JOB: Provide the records once more, identical to the original.

---- DATASET

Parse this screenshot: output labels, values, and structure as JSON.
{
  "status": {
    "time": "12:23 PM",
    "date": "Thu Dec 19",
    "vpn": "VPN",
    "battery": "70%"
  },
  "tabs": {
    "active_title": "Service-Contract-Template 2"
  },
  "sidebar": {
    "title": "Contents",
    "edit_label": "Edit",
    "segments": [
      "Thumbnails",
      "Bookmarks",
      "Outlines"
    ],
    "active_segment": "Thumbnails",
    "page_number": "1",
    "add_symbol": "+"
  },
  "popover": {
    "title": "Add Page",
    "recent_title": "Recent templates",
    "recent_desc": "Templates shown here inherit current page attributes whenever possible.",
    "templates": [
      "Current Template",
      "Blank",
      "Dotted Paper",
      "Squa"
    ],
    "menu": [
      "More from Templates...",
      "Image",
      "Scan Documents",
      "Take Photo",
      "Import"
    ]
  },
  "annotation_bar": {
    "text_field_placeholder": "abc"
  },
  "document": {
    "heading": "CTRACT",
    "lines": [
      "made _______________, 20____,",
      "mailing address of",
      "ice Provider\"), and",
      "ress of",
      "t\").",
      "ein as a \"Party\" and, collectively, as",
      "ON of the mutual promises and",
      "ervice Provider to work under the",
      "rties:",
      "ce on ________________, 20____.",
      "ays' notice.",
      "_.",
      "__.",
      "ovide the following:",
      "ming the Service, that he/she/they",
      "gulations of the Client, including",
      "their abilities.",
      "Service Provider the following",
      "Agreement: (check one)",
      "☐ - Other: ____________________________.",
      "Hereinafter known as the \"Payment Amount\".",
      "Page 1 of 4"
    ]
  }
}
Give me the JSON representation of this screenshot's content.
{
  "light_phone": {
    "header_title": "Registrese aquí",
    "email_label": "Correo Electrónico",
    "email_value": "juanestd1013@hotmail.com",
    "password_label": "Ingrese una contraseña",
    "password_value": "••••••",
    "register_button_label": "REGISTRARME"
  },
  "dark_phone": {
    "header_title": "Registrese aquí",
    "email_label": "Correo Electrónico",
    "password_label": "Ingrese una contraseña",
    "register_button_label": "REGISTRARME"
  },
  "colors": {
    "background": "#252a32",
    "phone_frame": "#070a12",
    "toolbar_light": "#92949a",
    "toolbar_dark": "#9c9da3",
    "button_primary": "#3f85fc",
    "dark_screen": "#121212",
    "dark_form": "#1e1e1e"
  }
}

--------

RESULT OF THIS EXERCISE:
Parse this screenshot: output labels, values, and structure as JSON.
{
  "status": {
    "time": "12:23 PM",
    "date": "Thu Dec 19",
    "vpn": "VPN",
    "battery": "70%"
  },
  "tabs": {
    "active_title": "Service-Contract-Template 2"
  },
  "sidebar": {
    "title": "Contents",
    "edit_label": "Edit",
    "segments": [
      "Thumbnails",
      "Bookmarks",
      "Outlines"
    ],
    "active_segment": "Thumbnails",
    "page_number": "1",
    "add_symbol": "+"
  },
  "popover": {
    "title": "Add Page",
    "recent_title": "Recent templates",
    "recent_desc": "Templates shown here inherit current page attributes whenever possible.",
    "templates": [
      "Current Template",
      "Blank",
      "Dotted Paper",
      "Squa"
    ],
    "menu": [
      "More from Templates...",
      "Image",
      "Scan Documents",
      "Take Photo",
      "Import"
    ]
  },
  "annotation_bar": {
    "text_field_placeholder": "abc"
  },
  "document": {
    "heading": "CTRACT",
    "lines": [
      "made _______________, 20____,",
      "mailing address of",
      "ice Provider\"), and",
      "ress of",
      "t\").",
      "ein as a \"Party\" and, collectively, as",
      "ON of the mutual promises and",
      "ervice Provider to work under the",
      "rties:",
      "ce on ________________, 20____.",
      "ays' notice.",
      "_.",
      "__.",
      "ovide the following:",
      "ming the Service, that he/she/they",
      "gulations of the Client, including",
      "their abilities.",
      "Service Provider the following",
      "Agreement: (check one)",
      "☐ - Other: ____________________________.",
      "Hereinafter known as the \"Payment Amount\".",
      "Page 1 of 4"
    ]
  }
}
Give me the JSON representation of this screenshot's content.
{
  "light_phone": {
    "header_title": "Registrese aquí",
    "email_label": "Correo Electrónico",
    "email_value": "juanestd1013@hotmail.com",
    "password_label": "Ingrese una contraseña",
    "password_value": "••••••",
    "register_button_label": "REGISTRARME"
  },
  "dark_phone": {
    "header_title": "Registrese aquí",
    "email_label": "Correo Electrónico",
    "password_label": "Ingrese una contraseña",
    "register_button_label": "REGISTRARME"
  },
  "colors": {
    "background": "#252a32",
    "phone_frame": "#070a12",
    "toolbar_light": "#92949a",
    "toolbar_dark": "#9c9da3",
    "button_primary": "#3f85fc",
    "dark_screen": "#121212",
    "dark_form": "#1e1e1e"
  }
}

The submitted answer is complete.